--- start of SUPPLIED RECORDS ---
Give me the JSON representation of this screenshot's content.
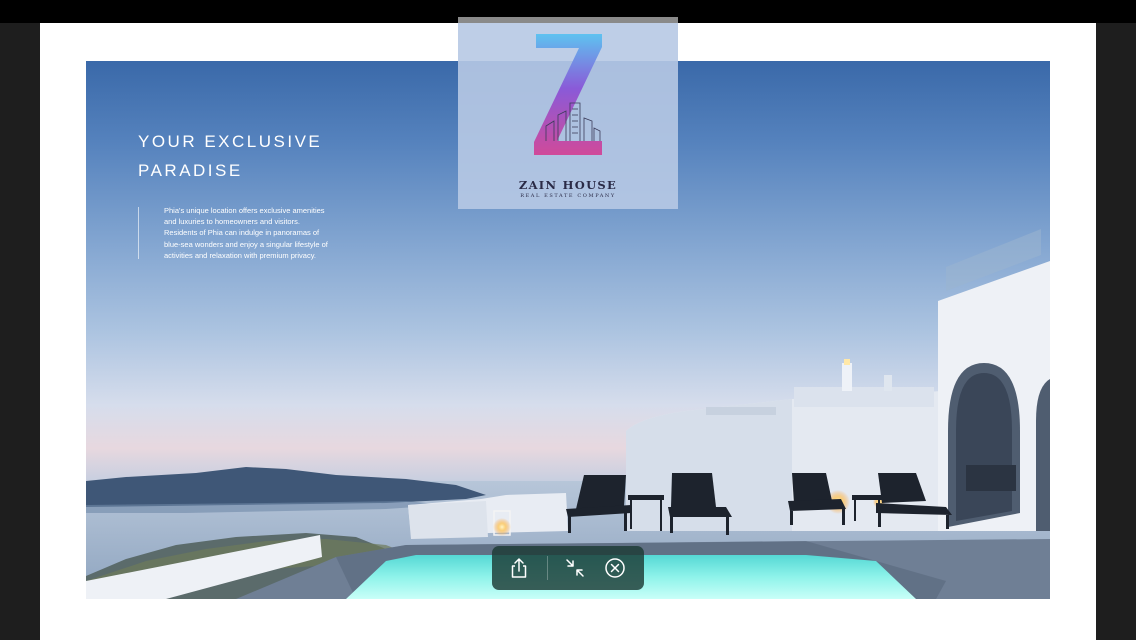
{
  "hero": {
    "title_line1": "YOUR EXCLUSIVE",
    "title_line2": "PARADISE",
    "description_lines": [
      "Phia's unique location offers exclusive amenities",
      "and luxuries to homeowners and visitors.",
      "Residents of Phia can indulge in panoramas of",
      "blue-sea wonders and enjoy a singular lifestyle of",
      "activities and relaxation with premium privacy."
    ]
  },
  "logo": {
    "name": "ZAIN HOUSE",
    "tagline": "REAL ESTATE COMPANY"
  },
  "toolbar": {
    "buttons": [
      {
        "name": "share",
        "icon": "share-icon"
      },
      {
        "name": "exit-fullscreen",
        "icon": "compress-icon"
      },
      {
        "name": "close",
        "icon": "close-icon"
      }
    ]
  },
  "colors": {
    "toolbar_bg": "#1c3a34",
    "pool": "#7ff0e6",
    "sky_top": "#3a69a9",
    "logo_gradient_top": "#5ec2f0",
    "logo_gradient_bottom": "#d04a9a"
  }
}
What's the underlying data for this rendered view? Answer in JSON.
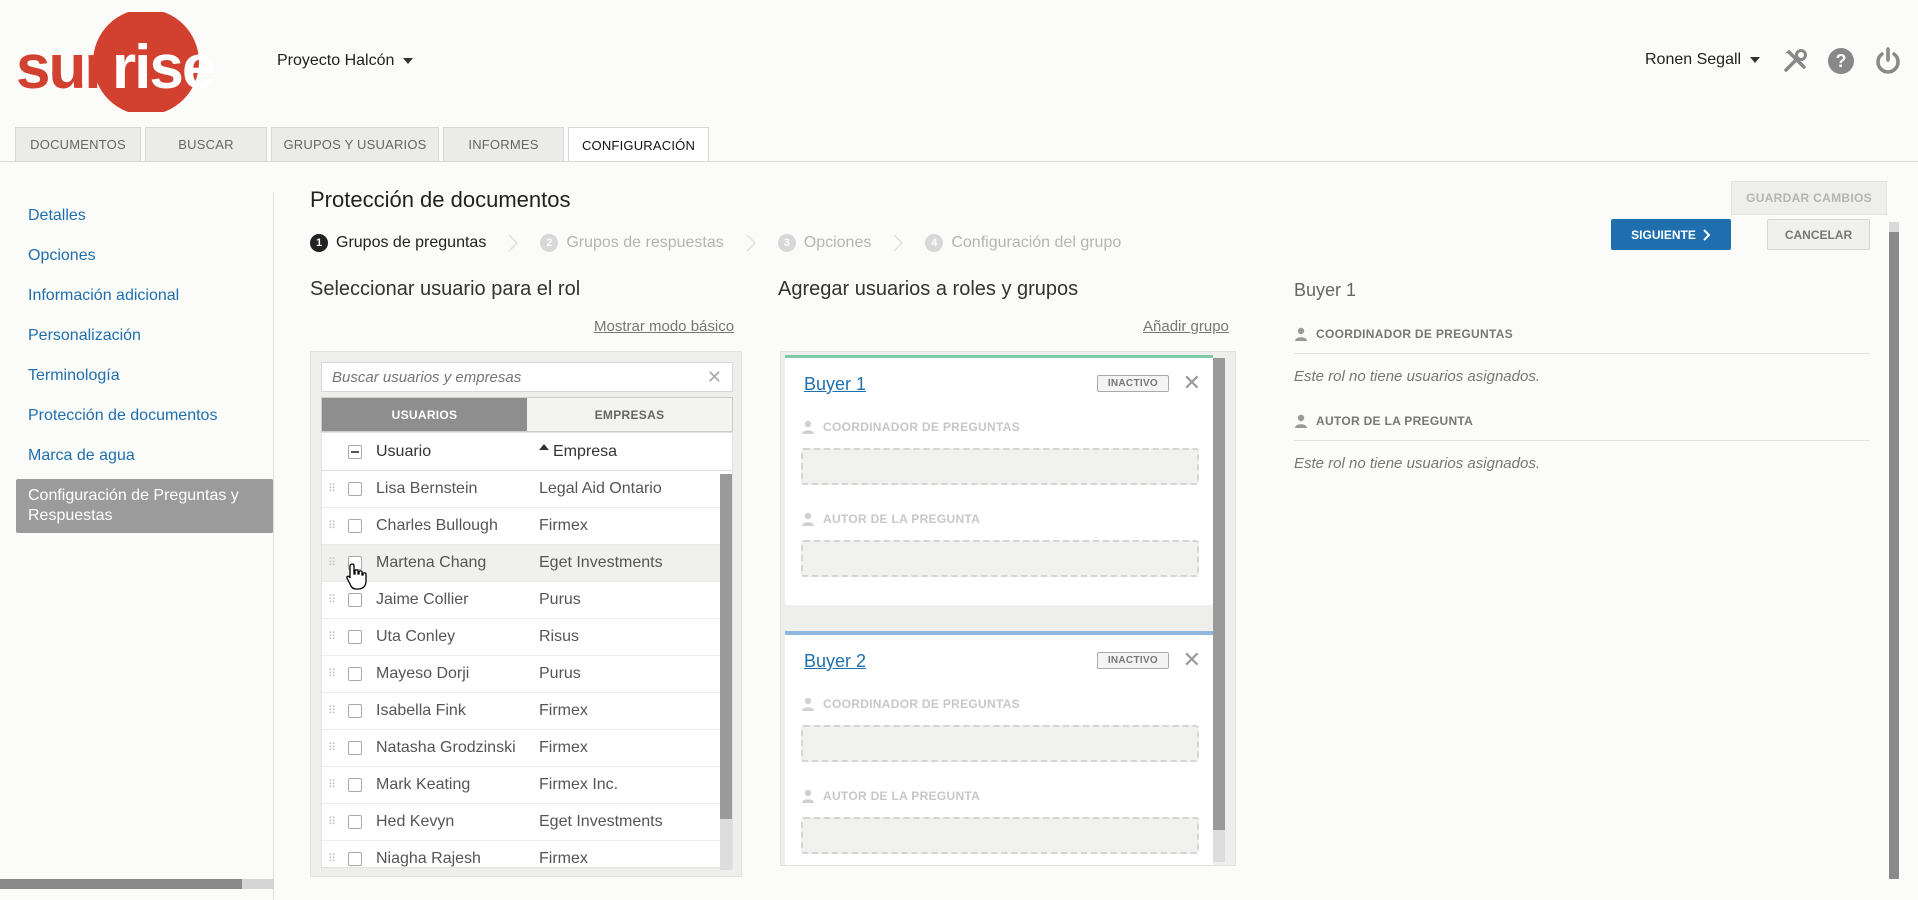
{
  "header": {
    "logo_text": "sunrise",
    "project": "Proyecto Halcón",
    "user": "Ronen Segall",
    "icons": [
      "tools-icon",
      "help-icon",
      "power-icon"
    ]
  },
  "tabs": [
    {
      "label": "DOCUMENTOS",
      "active": false
    },
    {
      "label": "BUSCAR",
      "active": false
    },
    {
      "label": "GRUPOS Y USUARIOS",
      "active": false
    },
    {
      "label": "INFORMES",
      "active": false
    },
    {
      "label": "CONFIGURACIÓN",
      "active": true
    }
  ],
  "sidebar": {
    "items": [
      {
        "label": "Detalles"
      },
      {
        "label": "Opciones"
      },
      {
        "label": "Información adicional"
      },
      {
        "label": "Personalización"
      },
      {
        "label": "Terminología"
      },
      {
        "label": "Protección de documentos"
      },
      {
        "label": "Marca de agua"
      },
      {
        "label": "Configuración de Preguntas y Respuestas",
        "active": true
      }
    ]
  },
  "main": {
    "title": "Protección de documentos",
    "steps": [
      {
        "num": "1",
        "label": "Grupos de preguntas",
        "active": true
      },
      {
        "num": "2",
        "label": "Grupos de respuestas",
        "active": false
      },
      {
        "num": "3",
        "label": "Opciones",
        "active": false
      },
      {
        "num": "4",
        "label": "Configuración del grupo",
        "active": false
      }
    ],
    "save_label": "GUARDAR CAMBIOS",
    "next_label": "SIGUIENTE",
    "cancel_label": "CANCELAR"
  },
  "select_users": {
    "title": "Seleccionar usuario para el rol",
    "basic_mode_link": "Mostrar modo básico",
    "search_placeholder": "Buscar usuarios y empresas",
    "segments": [
      "USUARIOS",
      "EMPRESAS"
    ],
    "columns": [
      "Usuario",
      "Empresa"
    ],
    "rows": [
      {
        "user": "Lisa Bernstein",
        "company": "Legal Aid Ontario"
      },
      {
        "user": "Charles Bullough",
        "company": "Firmex"
      },
      {
        "user": "Martena Chang",
        "company": "Eget Investments"
      },
      {
        "user": "Jaime Collier",
        "company": "Purus"
      },
      {
        "user": "Uta Conley",
        "company": "Risus"
      },
      {
        "user": "Mayeso Dorji",
        "company": "Purus"
      },
      {
        "user": "Isabella Fink",
        "company": "Firmex"
      },
      {
        "user": "Natasha Grodzinski",
        "company": "Firmex"
      },
      {
        "user": "Mark Keating",
        "company": "Firmex Inc."
      },
      {
        "user": "Hed Kevyn",
        "company": "Eget Investments"
      },
      {
        "user": "Niagha Rajesh",
        "company": "Firmex"
      }
    ]
  },
  "add_users": {
    "title": "Agregar usuarios a roles y grupos",
    "add_group_link": "Añadir grupo",
    "groups": [
      {
        "name": "Buyer 1",
        "status": "INACTIVO",
        "roles": [
          "COORDINADOR DE PREGUNTAS",
          "AUTOR DE LA PREGUNTA"
        ],
        "accent": "#7ccaa6"
      },
      {
        "name": "Buyer 2",
        "status": "INACTIVO",
        "roles": [
          "COORDINADOR DE PREGUNTAS",
          "AUTOR DE LA PREGUNTA"
        ],
        "accent": "#8fb8de"
      }
    ]
  },
  "details": {
    "title": "Buyer 1",
    "roles": [
      {
        "label": "COORDINADOR DE PREGUNTAS",
        "empty": "Este rol no tiene usuarios asignados."
      },
      {
        "label": "AUTOR DE LA PREGUNTA",
        "empty": "Este rol no tiene usuarios asignados."
      }
    ]
  },
  "colors": {
    "brand": "#d2402f",
    "link": "#1f6fae",
    "primary_button": "#1f6fae"
  }
}
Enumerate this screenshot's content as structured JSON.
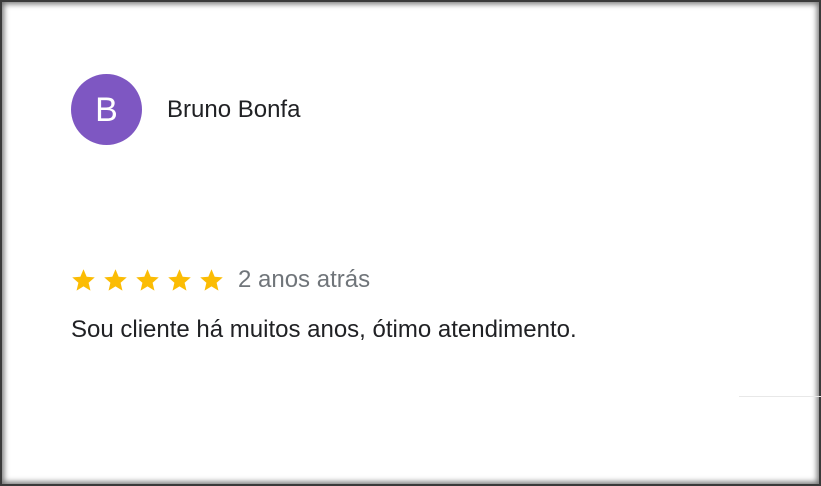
{
  "review": {
    "author": {
      "initial": "B",
      "name": "Bruno Bonfa",
      "avatar_color": "#7e57c2"
    },
    "rating": {
      "stars": 5,
      "max": 5,
      "star_color": "#fbbc04",
      "icon": "star-icon"
    },
    "time_ago": "2 anos atrás",
    "text": "Sou cliente há muitos anos, ótimo atendimento."
  }
}
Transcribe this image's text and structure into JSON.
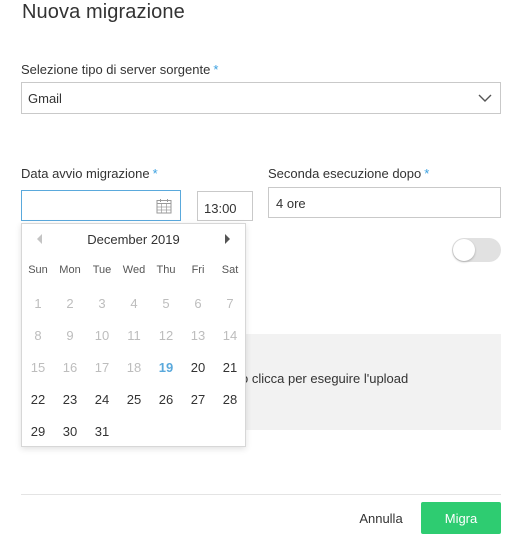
{
  "dialog": {
    "title": "Nuova migrazione"
  },
  "source": {
    "label": "Selezione tipo di server sorgente",
    "required_mark": "*",
    "value": "Gmail"
  },
  "start": {
    "label": "Data avvio migrazione",
    "required_mark": "*",
    "date_value": "",
    "time_value": "13:00"
  },
  "second_run": {
    "label": "Seconda esecuzione dopo",
    "required_mark": "*",
    "value": "4 ore"
  },
  "toggle": {
    "state": "off"
  },
  "upload": {
    "text": "o clicca per eseguire l'upload"
  },
  "footer": {
    "cancel_label": "Annulla",
    "submit_label": "Migra"
  },
  "calendar": {
    "month_label": "December 2019",
    "weekdays": [
      "Sun",
      "Mon",
      "Tue",
      "Wed",
      "Thu",
      "Fri",
      "Sat"
    ],
    "weeks": [
      [
        {
          "d": "1",
          "s": "muted"
        },
        {
          "d": "2",
          "s": "muted"
        },
        {
          "d": "3",
          "s": "muted"
        },
        {
          "d": "4",
          "s": "muted"
        },
        {
          "d": "5",
          "s": "muted"
        },
        {
          "d": "6",
          "s": "muted"
        },
        {
          "d": "7",
          "s": "muted"
        }
      ],
      [
        {
          "d": "8",
          "s": "muted"
        },
        {
          "d": "9",
          "s": "muted"
        },
        {
          "d": "10",
          "s": "muted"
        },
        {
          "d": "11",
          "s": "muted"
        },
        {
          "d": "12",
          "s": "muted"
        },
        {
          "d": "13",
          "s": "muted"
        },
        {
          "d": "14",
          "s": "muted"
        }
      ],
      [
        {
          "d": "15",
          "s": "muted"
        },
        {
          "d": "16",
          "s": "muted"
        },
        {
          "d": "17",
          "s": "muted"
        },
        {
          "d": "18",
          "s": "muted"
        },
        {
          "d": "19",
          "s": "today"
        },
        {
          "d": "20",
          "s": "active"
        },
        {
          "d": "21",
          "s": "active"
        }
      ],
      [
        {
          "d": "22",
          "s": "active"
        },
        {
          "d": "23",
          "s": "active"
        },
        {
          "d": "24",
          "s": "active"
        },
        {
          "d": "25",
          "s": "active"
        },
        {
          "d": "26",
          "s": "active"
        },
        {
          "d": "27",
          "s": "active"
        },
        {
          "d": "28",
          "s": "active"
        }
      ],
      [
        {
          "d": "29",
          "s": "active"
        },
        {
          "d": "30",
          "s": "active"
        },
        {
          "d": "31",
          "s": "active"
        }
      ]
    ]
  },
  "colors": {
    "accent": "#5aa9dc",
    "primary_button": "#2ecc71",
    "required_mark": "#3aa0e0"
  }
}
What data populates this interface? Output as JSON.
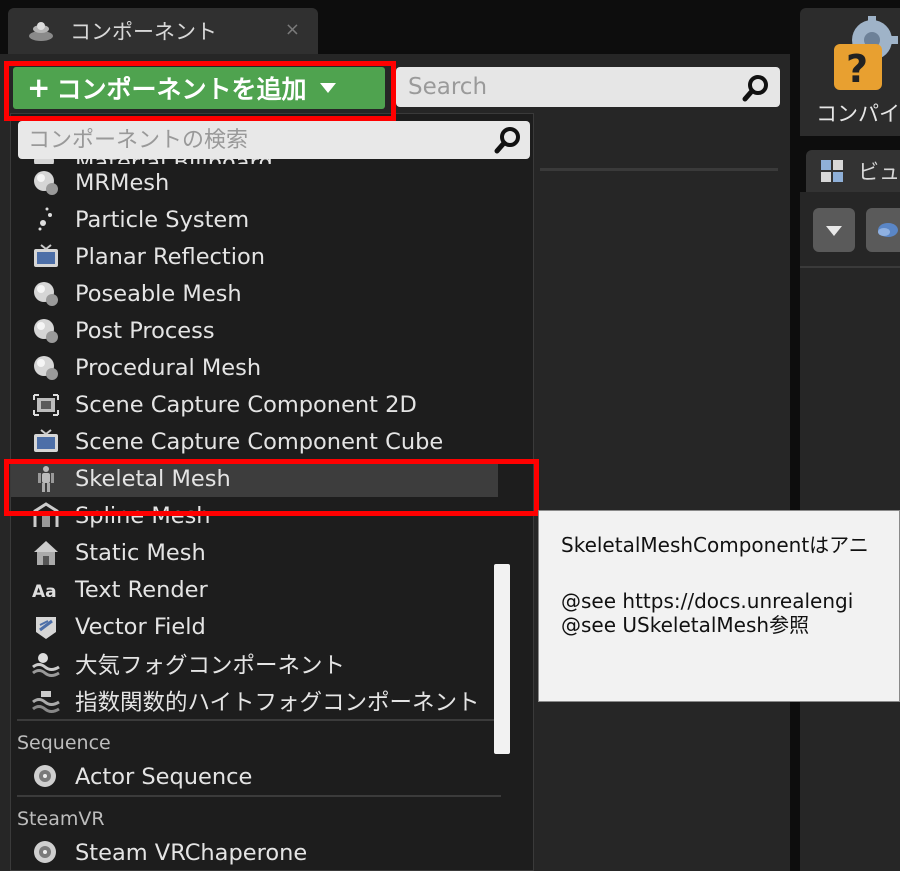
{
  "tab": {
    "title": "コンポーネント",
    "close": "×"
  },
  "toolbar": {
    "add_button_plus": "+",
    "add_button_label": "コンポーネントを追加",
    "search_placeholder": "Search"
  },
  "dropdown": {
    "search_placeholder": "コンポーネントの検索",
    "cut_item": "Material Billboard",
    "items": [
      {
        "label": "MRMesh",
        "icon": "sphere-icon"
      },
      {
        "label": "Particle System",
        "icon": "particle-icon"
      },
      {
        "label": "Planar Reflection",
        "icon": "tv-icon"
      },
      {
        "label": "Poseable Mesh",
        "icon": "sphere-icon"
      },
      {
        "label": "Post Process",
        "icon": "sphere-icon"
      },
      {
        "label": "Procedural Mesh",
        "icon": "sphere-icon"
      },
      {
        "label": "Scene Capture Component 2D",
        "icon": "capture-icon"
      },
      {
        "label": "Scene Capture Component Cube",
        "icon": "tv-icon"
      },
      {
        "label": "Skeletal Mesh",
        "icon": "skeletal-figure-icon"
      },
      {
        "label": "Spline Mesh",
        "icon": "spline-icon"
      },
      {
        "label": "Static Mesh",
        "icon": "house-icon"
      },
      {
        "label": "Text Render",
        "icon": "text-aa-icon"
      },
      {
        "label": "Vector Field",
        "icon": "vector-field-icon"
      },
      {
        "label": "大気フォグコンポーネント",
        "icon": "fog-icon"
      },
      {
        "label": "指数関数的ハイトフォグコンポーネント",
        "icon": "height-fog-icon"
      }
    ],
    "sections": [
      {
        "title": "Sequence",
        "items": [
          {
            "label": "Actor Sequence",
            "icon": "sequence-icon"
          }
        ]
      },
      {
        "title": "SteamVR",
        "items": [
          {
            "label": "Steam VRChaperone",
            "icon": "sequence-icon"
          }
        ]
      }
    ]
  },
  "tooltip": {
    "line1": "SkeletalMeshComponentはアニ",
    "line2": "@see https://docs.unrealengi",
    "line3": "@see USkeletalMesh参照"
  },
  "right": {
    "compile_label": "コンパイ",
    "viewport_tab": "ビュ"
  },
  "colors": {
    "accent_green": "#4fa34f",
    "highlight_red": "#ff0000",
    "panel_bg": "#262626",
    "tooltip_bg": "#f2f2f2"
  }
}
--- end of SUPPLIED RECORDS ---
INSTRUCTIONS FOR THE TASK
Find each line holding the word "anos" and copy it.

REPLY TO THE EXERCISE
    "time_ago": "2 anos atrás",
    "text": "Sou cliente há muitos anos, ótimo atendimento."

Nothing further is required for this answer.